#### Exercise goal
Keep only the lines that hold the string "noch", filtering out the rest of the entries below.

#### Data in this exercise
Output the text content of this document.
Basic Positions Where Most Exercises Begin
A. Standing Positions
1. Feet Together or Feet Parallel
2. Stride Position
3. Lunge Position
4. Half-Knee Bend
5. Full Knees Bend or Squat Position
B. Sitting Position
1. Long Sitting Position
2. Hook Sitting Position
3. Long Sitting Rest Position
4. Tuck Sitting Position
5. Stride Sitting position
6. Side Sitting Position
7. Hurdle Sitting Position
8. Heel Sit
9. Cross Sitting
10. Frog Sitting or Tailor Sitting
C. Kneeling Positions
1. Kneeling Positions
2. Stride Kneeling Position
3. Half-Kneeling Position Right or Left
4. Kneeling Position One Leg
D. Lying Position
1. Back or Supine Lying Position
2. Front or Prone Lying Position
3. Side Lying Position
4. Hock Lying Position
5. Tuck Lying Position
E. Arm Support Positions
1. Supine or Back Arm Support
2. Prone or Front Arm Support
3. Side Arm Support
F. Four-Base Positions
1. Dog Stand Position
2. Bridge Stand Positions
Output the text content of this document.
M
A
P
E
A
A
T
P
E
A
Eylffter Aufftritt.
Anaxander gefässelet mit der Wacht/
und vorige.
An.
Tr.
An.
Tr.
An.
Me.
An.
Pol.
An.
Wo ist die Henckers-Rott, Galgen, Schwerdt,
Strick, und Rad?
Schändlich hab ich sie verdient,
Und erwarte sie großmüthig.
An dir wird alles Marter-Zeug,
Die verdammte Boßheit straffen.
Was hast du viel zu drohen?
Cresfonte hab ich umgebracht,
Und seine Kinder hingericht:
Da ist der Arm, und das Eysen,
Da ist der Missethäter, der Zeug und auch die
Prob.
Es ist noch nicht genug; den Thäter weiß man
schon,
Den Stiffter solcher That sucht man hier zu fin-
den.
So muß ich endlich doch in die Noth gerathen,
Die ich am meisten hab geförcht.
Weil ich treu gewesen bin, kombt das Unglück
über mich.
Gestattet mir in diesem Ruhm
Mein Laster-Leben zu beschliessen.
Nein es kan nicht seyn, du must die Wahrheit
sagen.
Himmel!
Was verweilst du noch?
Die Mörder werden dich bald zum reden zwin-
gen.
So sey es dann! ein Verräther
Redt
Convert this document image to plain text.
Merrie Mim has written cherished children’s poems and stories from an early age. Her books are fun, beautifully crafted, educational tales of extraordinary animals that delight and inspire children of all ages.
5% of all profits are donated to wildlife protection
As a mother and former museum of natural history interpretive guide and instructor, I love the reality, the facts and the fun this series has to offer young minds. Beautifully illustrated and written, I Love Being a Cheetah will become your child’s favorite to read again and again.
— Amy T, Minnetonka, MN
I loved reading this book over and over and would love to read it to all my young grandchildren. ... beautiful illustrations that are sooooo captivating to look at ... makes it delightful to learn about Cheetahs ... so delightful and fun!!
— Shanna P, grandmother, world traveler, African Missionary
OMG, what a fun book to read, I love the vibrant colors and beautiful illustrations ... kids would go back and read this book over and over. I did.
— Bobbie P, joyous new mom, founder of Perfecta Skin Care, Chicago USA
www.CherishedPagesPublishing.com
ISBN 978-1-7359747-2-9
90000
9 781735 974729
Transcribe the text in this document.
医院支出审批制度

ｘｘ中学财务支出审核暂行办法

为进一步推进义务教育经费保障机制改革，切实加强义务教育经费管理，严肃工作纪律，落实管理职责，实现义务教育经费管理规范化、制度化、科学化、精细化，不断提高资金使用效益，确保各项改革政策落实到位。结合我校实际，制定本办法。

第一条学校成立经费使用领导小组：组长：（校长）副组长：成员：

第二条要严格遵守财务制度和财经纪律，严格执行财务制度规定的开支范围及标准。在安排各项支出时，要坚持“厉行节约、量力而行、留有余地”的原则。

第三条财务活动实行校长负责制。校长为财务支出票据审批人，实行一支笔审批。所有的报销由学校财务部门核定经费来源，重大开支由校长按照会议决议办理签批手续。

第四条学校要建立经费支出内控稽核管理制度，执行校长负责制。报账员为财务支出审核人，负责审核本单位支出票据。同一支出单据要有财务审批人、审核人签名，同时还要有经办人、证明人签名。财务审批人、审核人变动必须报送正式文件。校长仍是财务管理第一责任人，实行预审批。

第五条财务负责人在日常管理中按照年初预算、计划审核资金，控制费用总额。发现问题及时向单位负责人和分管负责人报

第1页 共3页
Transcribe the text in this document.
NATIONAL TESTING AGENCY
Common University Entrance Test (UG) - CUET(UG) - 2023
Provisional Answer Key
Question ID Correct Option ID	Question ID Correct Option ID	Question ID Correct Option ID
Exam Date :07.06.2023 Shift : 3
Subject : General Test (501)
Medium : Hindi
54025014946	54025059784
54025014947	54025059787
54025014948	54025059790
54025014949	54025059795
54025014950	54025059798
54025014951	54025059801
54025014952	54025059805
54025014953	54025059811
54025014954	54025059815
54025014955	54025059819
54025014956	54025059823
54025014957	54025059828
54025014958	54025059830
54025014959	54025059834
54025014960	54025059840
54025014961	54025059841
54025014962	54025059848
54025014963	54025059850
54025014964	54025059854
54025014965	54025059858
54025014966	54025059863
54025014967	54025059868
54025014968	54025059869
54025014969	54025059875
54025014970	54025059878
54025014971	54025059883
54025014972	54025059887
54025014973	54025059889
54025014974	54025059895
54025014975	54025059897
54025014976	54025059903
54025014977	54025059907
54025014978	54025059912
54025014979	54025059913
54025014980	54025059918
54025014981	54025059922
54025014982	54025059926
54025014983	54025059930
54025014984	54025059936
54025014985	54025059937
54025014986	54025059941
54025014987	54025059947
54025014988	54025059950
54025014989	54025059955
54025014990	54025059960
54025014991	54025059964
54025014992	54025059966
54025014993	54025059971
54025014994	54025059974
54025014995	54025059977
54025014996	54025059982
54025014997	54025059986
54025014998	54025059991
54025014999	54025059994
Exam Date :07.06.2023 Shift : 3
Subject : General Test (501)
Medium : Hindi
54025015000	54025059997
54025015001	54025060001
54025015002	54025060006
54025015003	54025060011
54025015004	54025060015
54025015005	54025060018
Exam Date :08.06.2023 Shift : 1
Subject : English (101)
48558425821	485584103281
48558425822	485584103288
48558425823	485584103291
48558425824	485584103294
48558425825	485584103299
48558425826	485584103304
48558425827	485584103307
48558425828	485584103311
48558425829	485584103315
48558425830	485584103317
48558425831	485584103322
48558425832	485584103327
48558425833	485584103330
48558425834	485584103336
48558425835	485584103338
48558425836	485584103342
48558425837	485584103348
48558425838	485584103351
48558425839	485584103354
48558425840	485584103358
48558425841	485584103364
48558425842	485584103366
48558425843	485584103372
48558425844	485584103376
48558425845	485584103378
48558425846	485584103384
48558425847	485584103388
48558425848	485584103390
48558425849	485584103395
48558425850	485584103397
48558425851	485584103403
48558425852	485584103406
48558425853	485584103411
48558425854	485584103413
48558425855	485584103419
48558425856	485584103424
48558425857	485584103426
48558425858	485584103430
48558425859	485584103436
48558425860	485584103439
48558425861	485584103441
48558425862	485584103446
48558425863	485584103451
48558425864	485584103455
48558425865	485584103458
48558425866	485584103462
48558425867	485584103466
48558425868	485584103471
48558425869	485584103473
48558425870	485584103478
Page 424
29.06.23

#### Full response
Es ist noch nicht genug; den Thäter weiß man
Was verweilst du noch?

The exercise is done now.